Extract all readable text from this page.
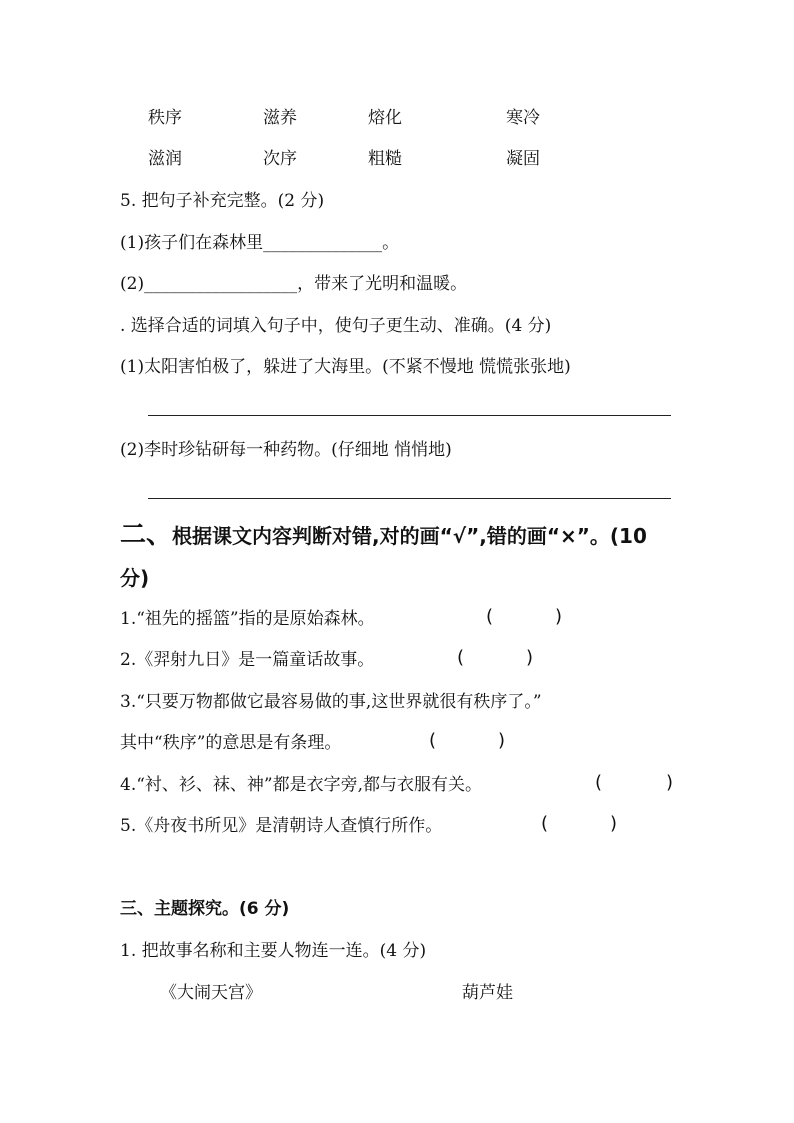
秩序	滋养	熔化	寒冷
滋润	次序	粗糙	凝固
5. 把句子补充完整。(2 分)
(1)孩子们在森林里______________。
(2)__________________，带来了光明和温暖。
. 选择合适的词填入句子中，使句子更生动、准确。(4 分)
(1)太阳害怕极了，躲进了大海里。(不紧不慢地 慌慌张张地)
(2)李时珍钻研每一种药物。(仔细地 悄悄地)
二、根据课文内容判断对错,对的画“√”,错的画“×”。(10
分)
1.“祖先的摇篮”指的是原始森林。	(	)
2.《羿射九日》是一篇童话故事。	(	)
3.“只要万物都做它最容易做的事,这世界就很有秩序了。”
其中“秩序”的意思是有条理。	(	)
4.“衬、衫、袜、神”都是衣字旁,都与衣服有关。	(	)
5.《舟夜书所见》是清朝诗人查慎行所作。	(	)
三、主题探究。(6 分)
1. 把故事名称和主要人物连一连。(4 分)
《大闹天宫》	葫芦娃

• • • •

-- Instructions for the task --
Reproduce the full listing above verbatim, with no pictures included.

-- Full output --
Extract all readable text from this page.
秩序	滋养	熔化	寒冷
滋润	次序	粗糙	凝固
5. 把句子补充完整。(2 分)
(1)孩子们在森林里______________。
(2)__________________，带来了光明和温暖。
. 选择合适的词填入句子中，使句子更生动、准确。(4 分)
(1)太阳害怕极了，躲进了大海里。(不紧不慢地 慌慌张张地)
(2)李时珍钻研每一种药物。(仔细地 悄悄地)
二、根据课文内容判断对错,对的画“√”,错的画“×”。(10
分)
1.“祖先的摇篮”指的是原始森林。	(	)
2.《羿射九日》是一篇童话故事。	(	)
3.“只要万物都做它最容易做的事,这世界就很有秩序了。”
其中“秩序”的意思是有条理。	(	)
4.“衬、衫、袜、神”都是衣字旁,都与衣服有关。	(	)
5.《舟夜书所见》是清朝诗人查慎行所作。	(	)
三、主题探究。(6 分)
1. 把故事名称和主要人物连一连。(4 分)
《大闹天宫》	葫芦娃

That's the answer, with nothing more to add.